═════ The data ═════

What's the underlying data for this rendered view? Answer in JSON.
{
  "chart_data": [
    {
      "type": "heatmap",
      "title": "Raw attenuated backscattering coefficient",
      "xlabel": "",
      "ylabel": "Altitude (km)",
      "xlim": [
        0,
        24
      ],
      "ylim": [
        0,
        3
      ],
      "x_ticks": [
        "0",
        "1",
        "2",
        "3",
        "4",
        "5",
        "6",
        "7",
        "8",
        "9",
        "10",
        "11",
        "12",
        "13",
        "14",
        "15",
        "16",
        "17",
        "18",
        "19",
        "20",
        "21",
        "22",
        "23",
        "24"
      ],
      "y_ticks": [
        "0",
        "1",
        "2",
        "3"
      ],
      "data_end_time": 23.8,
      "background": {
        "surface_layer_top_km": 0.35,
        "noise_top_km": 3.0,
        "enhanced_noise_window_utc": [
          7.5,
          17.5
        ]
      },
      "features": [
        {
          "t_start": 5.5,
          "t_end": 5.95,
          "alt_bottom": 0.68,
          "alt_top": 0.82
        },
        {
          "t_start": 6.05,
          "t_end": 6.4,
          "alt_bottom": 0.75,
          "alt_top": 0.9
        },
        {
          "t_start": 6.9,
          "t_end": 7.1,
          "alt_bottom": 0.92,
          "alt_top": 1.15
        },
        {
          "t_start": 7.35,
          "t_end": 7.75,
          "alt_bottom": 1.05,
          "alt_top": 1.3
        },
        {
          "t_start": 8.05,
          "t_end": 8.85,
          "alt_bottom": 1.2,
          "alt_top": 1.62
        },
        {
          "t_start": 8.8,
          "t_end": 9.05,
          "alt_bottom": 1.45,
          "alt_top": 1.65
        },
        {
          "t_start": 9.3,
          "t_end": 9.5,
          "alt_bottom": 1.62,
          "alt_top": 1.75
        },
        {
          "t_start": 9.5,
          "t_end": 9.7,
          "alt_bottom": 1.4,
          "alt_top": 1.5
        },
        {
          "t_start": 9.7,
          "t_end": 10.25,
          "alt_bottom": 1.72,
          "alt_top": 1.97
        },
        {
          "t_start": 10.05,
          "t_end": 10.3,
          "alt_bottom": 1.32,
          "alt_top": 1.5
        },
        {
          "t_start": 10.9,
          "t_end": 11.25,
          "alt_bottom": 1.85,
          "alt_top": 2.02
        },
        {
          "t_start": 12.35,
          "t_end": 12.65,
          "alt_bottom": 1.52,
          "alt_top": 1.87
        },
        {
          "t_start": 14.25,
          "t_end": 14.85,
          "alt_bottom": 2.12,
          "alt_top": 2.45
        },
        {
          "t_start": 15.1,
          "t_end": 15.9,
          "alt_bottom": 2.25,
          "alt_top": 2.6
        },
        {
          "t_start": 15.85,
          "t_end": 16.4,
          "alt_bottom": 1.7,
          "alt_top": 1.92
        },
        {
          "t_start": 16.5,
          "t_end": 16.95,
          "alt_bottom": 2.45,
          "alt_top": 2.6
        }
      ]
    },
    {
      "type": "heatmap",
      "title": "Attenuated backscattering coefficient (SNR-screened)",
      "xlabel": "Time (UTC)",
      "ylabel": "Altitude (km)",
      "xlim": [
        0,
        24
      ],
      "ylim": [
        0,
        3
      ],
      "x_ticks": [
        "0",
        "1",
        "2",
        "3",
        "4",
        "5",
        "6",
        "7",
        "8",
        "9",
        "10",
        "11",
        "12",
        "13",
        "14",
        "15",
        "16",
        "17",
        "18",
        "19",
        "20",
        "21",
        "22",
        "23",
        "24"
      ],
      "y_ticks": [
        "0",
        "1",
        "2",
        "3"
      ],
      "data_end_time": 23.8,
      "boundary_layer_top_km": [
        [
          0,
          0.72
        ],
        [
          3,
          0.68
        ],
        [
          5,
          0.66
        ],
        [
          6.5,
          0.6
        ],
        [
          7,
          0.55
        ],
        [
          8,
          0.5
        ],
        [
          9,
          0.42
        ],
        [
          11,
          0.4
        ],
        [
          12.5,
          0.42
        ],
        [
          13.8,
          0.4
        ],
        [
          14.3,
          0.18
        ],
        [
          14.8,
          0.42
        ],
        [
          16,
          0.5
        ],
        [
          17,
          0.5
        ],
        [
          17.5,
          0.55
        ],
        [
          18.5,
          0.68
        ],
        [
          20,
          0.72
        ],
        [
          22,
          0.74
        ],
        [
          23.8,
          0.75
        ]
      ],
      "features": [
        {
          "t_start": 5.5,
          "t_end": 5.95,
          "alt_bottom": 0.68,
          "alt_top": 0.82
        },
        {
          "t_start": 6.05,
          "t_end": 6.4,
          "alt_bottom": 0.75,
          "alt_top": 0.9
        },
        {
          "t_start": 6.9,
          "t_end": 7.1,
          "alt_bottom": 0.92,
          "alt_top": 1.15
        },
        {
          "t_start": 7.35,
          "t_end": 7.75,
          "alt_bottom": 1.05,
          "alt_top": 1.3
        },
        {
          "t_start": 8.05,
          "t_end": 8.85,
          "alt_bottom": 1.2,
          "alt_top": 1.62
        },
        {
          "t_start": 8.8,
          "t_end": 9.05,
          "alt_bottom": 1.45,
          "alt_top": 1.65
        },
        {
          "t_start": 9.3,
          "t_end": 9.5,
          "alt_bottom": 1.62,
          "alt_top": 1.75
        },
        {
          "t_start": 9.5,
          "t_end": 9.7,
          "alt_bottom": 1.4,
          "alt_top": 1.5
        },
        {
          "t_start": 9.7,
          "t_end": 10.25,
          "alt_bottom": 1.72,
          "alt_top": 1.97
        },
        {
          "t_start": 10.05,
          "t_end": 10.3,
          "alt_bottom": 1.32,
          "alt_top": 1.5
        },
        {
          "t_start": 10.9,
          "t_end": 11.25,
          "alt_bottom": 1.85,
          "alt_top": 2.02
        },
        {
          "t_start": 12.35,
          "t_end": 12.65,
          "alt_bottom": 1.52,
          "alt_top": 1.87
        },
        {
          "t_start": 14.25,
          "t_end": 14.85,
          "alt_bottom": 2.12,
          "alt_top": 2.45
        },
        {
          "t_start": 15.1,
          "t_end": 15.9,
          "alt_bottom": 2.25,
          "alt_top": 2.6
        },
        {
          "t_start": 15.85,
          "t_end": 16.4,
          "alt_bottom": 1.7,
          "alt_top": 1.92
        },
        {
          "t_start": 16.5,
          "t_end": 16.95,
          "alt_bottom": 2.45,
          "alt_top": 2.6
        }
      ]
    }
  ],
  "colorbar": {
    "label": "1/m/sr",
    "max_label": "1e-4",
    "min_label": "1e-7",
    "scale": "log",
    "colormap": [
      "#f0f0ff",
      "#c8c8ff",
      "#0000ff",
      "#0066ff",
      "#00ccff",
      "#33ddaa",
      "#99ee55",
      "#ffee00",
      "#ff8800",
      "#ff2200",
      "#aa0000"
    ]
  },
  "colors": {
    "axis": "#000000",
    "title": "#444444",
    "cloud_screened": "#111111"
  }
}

═════

▶ [Task details] Every line of the material must be returned exactly as it appears.

▶ [Expected answer]
What's the underlying data for this rendered view? Answer in JSON.
{
  "chart_data": [
    {
      "type": "heatmap",
      "title": "Raw attenuated backscattering coefficient",
      "xlabel": "",
      "ylabel": "Altitude (km)",
      "xlim": [
        0,
        24
      ],
      "ylim": [
        0,
        3
      ],
      "x_ticks": [
        "0",
        "1",
        "2",
        "3",
        "4",
        "5",
        "6",
        "7",
        "8",
        "9",
        "10",
        "11",
        "12",
        "13",
        "14",
        "15",
        "16",
        "17",
        "18",
        "19",
        "20",
        "21",
        "22",
        "23",
        "24"
      ],
      "y_ticks": [
        "0",
        "1",
        "2",
        "3"
      ],
      "data_end_time": 23.8,
      "background": {
        "surface_layer_top_km": 0.35,
        "noise_top_km": 3.0,
        "enhanced_noise_window_utc": [
          7.5,
          17.5
        ]
      },
      "features": [
        {
          "t_start": 5.5,
          "t_end": 5.95,
          "alt_bottom": 0.68,
          "alt_top": 0.82
        },
        {
          "t_start": 6.05,
          "t_end": 6.4,
          "alt_bottom": 0.75,
          "alt_top": 0.9
        },
        {
          "t_start": 6.9,
          "t_end": 7.1,
          "alt_bottom": 0.92,
          "alt_top": 1.15
        },
        {
          "t_start": 7.35,
          "t_end": 7.75,
          "alt_bottom": 1.05,
          "alt_top": 1.3
        },
        {
          "t_start": 8.05,
          "t_end": 8.85,
          "alt_bottom": 1.2,
          "alt_top": 1.62
        },
        {
          "t_start": 8.8,
          "t_end": 9.05,
          "alt_bottom": 1.45,
          "alt_top": 1.65
        },
        {
          "t_start": 9.3,
          "t_end": 9.5,
          "alt_bottom": 1.62,
          "alt_top": 1.75
        },
        {
          "t_start": 9.5,
          "t_end": 9.7,
          "alt_bottom": 1.4,
          "alt_top": 1.5
        },
        {
          "t_start": 9.7,
          "t_end": 10.25,
          "alt_bottom": 1.72,
          "alt_top": 1.97
        },
        {
          "t_start": 10.05,
          "t_end": 10.3,
          "alt_bottom": 1.32,
          "alt_top": 1.5
        },
        {
          "t_start": 10.9,
          "t_end": 11.25,
          "alt_bottom": 1.85,
          "alt_top": 2.02
        },
        {
          "t_start": 12.35,
          "t_end": 12.65,
          "alt_bottom": 1.52,
          "alt_top": 1.87
        },
        {
          "t_start": 14.25,
          "t_end": 14.85,
          "alt_bottom": 2.12,
          "alt_top": 2.45
        },
        {
          "t_start": 15.1,
          "t_end": 15.9,
          "alt_bottom": 2.25,
          "alt_top": 2.6
        },
        {
          "t_start": 15.85,
          "t_end": 16.4,
          "alt_bottom": 1.7,
          "alt_top": 1.92
        },
        {
          "t_start": 16.5,
          "t_end": 16.95,
          "alt_bottom": 2.45,
          "alt_top": 2.6
        }
      ]
    },
    {
      "type": "heatmap",
      "title": "Attenuated backscattering coefficient (SNR-screened)",
      "xlabel": "Time (UTC)",
      "ylabel": "Altitude (km)",
      "xlim": [
        0,
        24
      ],
      "ylim": [
        0,
        3
      ],
      "x_ticks": [
        "0",
        "1",
        "2",
        "3",
        "4",
        "5",
        "6",
        "7",
        "8",
        "9",
        "10",
        "11",
        "12",
        "13",
        "14",
        "15",
        "16",
        "17",
        "18",
        "19",
        "20",
        "21",
        "22",
        "23",
        "24"
      ],
      "y_ticks": [
        "0",
        "1",
        "2",
        "3"
      ],
      "data_end_time": 23.8,
      "boundary_layer_top_km": [
        [
          0,
          0.72
        ],
        [
          3,
          0.68
        ],
        [
          5,
          0.66
        ],
        [
          6.5,
          0.6
        ],
        [
          7,
          0.55
        ],
        [
          8,
          0.5
        ],
        [
          9,
          0.42
        ],
        [
          11,
          0.4
        ],
        [
          12.5,
          0.42
        ],
        [
          13.8,
          0.4
        ],
        [
          14.3,
          0.18
        ],
        [
          14.8,
          0.42
        ],
        [
          16,
          0.5
        ],
        [
          17,
          0.5
        ],
        [
          17.5,
          0.55
        ],
        [
          18.5,
          0.68
        ],
        [
          20,
          0.72
        ],
        [
          22,
          0.74
        ],
        [
          23.8,
          0.75
        ]
      ],
      "features": [
        {
          "t_start": 5.5,
          "t_end": 5.95,
          "alt_bottom": 0.68,
          "alt_top": 0.82
        },
        {
          "t_start": 6.05,
          "t_end": 6.4,
          "alt_bottom": 0.75,
          "alt_top": 0.9
        },
        {
          "t_start": 6.9,
          "t_end": 7.1,
          "alt_bottom": 0.92,
          "alt_top": 1.15
        },
        {
          "t_start": 7.35,
          "t_end": 7.75,
          "alt_bottom": 1.05,
          "alt_top": 1.3
        },
        {
          "t_start": 8.05,
          "t_end": 8.85,
          "alt_bottom": 1.2,
          "alt_top": 1.62
        },
        {
          "t_start": 8.8,
          "t_end": 9.05,
          "alt_bottom": 1.45,
          "alt_top": 1.65
        },
        {
          "t_start": 9.3,
          "t_end": 9.5,
          "alt_bottom": 1.62,
          "alt_top": 1.75
        },
        {
          "t_start": 9.5,
          "t_end": 9.7,
          "alt_bottom": 1.4,
          "alt_top": 1.5
        },
        {
          "t_start": 9.7,
          "t_end": 10.25,
          "alt_bottom": 1.72,
          "alt_top": 1.97
        },
        {
          "t_start": 10.05,
          "t_end": 10.3,
          "alt_bottom": 1.32,
          "alt_top": 1.5
        },
        {
          "t_start": 10.9,
          "t_end": 11.25,
          "alt_bottom": 1.85,
          "alt_top": 2.02
        },
        {
          "t_start": 12.35,
          "t_end": 12.65,
          "alt_bottom": 1.52,
          "alt_top": 1.87
        },
        {
          "t_start": 14.25,
          "t_end": 14.85,
          "alt_bottom": 2.12,
          "alt_top": 2.45
        },
        {
          "t_start": 15.1,
          "t_end": 15.9,
          "alt_bottom": 2.25,
          "alt_top": 2.6
        },
        {
          "t_start": 15.85,
          "t_end": 16.4,
          "alt_bottom": 1.7,
          "alt_top": 1.92
        },
        {
          "t_start": 16.5,
          "t_end": 16.95,
          "alt_bottom": 2.45,
          "alt_top": 2.6
        }
      ]
    }
  ],
  "colorbar": {
    "label": "1/m/sr",
    "max_label": "1e-4",
    "min_label": "1e-7",
    "scale": "log",
    "colormap": [
      "#f0f0ff",
      "#c8c8ff",
      "#0000ff",
      "#0066ff",
      "#00ccff",
      "#33ddaa",
      "#99ee55",
      "#ffee00",
      "#ff8800",
      "#ff2200",
      "#aa0000"
    ]
  },
  "colors": {
    "axis": "#000000",
    "title": "#444444",
    "cloud_screened": "#111111"
  }
}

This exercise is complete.